Task — Restate all of the entries exactly, dropping any pictures they hold.
-------- Data for processing --------
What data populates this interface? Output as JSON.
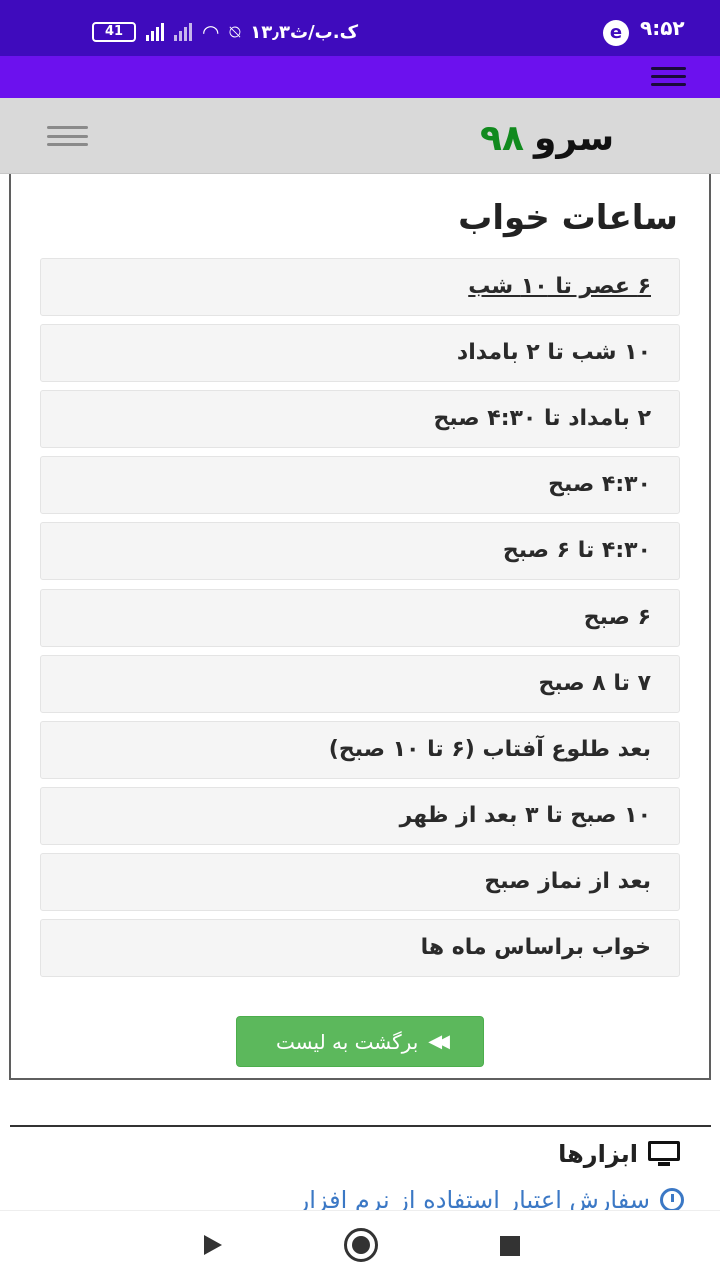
{
  "status_bar": {
    "time": "۹:۵۲",
    "app_icon": "e",
    "battery": "41",
    "network_text": "۱۳٫۳ک.ب/ث"
  },
  "header": {
    "logo_word": "سرو",
    "logo_number": "۹۸"
  },
  "page": {
    "title": "ساعات خواب",
    "items": [
      "۶ عصر تا ۱۰ شب",
      "۱۰ شب تا ۲ بامداد",
      "۲ بامداد تا ۴:۳۰ صبح",
      "۴:۳۰ صبح",
      "۴:۳۰ تا ۶ صبح",
      "۶ صبح",
      "۷ تا ۸ صبح",
      "بعد طلوع آفتاب (۶ تا ۱۰ صبح)",
      "۱۰ صبح تا ۳ بعد از ظهر",
      "بعد از نماز صبح",
      "خواب براساس ماه ها"
    ],
    "back_button": "برگشت به لیست"
  },
  "tools": {
    "title": "ابزارها",
    "link": "سفارش اعتبار استفاده از نرم افزار"
  },
  "colors": {
    "status_bar": "#3f0bbd",
    "toolbar": "#6c11ee",
    "logo_number": "#118a1e",
    "button": "#5cb85c",
    "link": "#3b78c5"
  }
}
--------
The answer —
What data populates this interface? Output as JSON.
{
  "status_bar": {
    "time": "۹:۵۲",
    "app_icon": "e",
    "battery": "41",
    "network_text": "۱۳٫۳ک.ب/ث"
  },
  "header": {
    "logo_word": "سرو",
    "logo_number": "۹۸"
  },
  "page": {
    "title": "ساعات خواب",
    "items": [
      "۶ عصر تا ۱۰ شب",
      "۱۰ شب تا ۲ بامداد",
      "۲ بامداد تا ۴:۳۰ صبح",
      "۴:۳۰ صبح",
      "۴:۳۰ تا ۶ صبح",
      "۶ صبح",
      "۷ تا ۸ صبح",
      "بعد طلوع آفتاب (۶ تا ۱۰ صبح)",
      "۱۰ صبح تا ۳ بعد از ظهر",
      "بعد از نماز صبح",
      "خواب براساس ماه ها"
    ],
    "back_button": "برگشت به لیست"
  },
  "tools": {
    "title": "ابزارها",
    "link": "سفارش اعتبار استفاده از نرم افزار"
  },
  "colors": {
    "status_bar": "#3f0bbd",
    "toolbar": "#6c11ee",
    "logo_number": "#118a1e",
    "button": "#5cb85c",
    "link": "#3b78c5"
  }
}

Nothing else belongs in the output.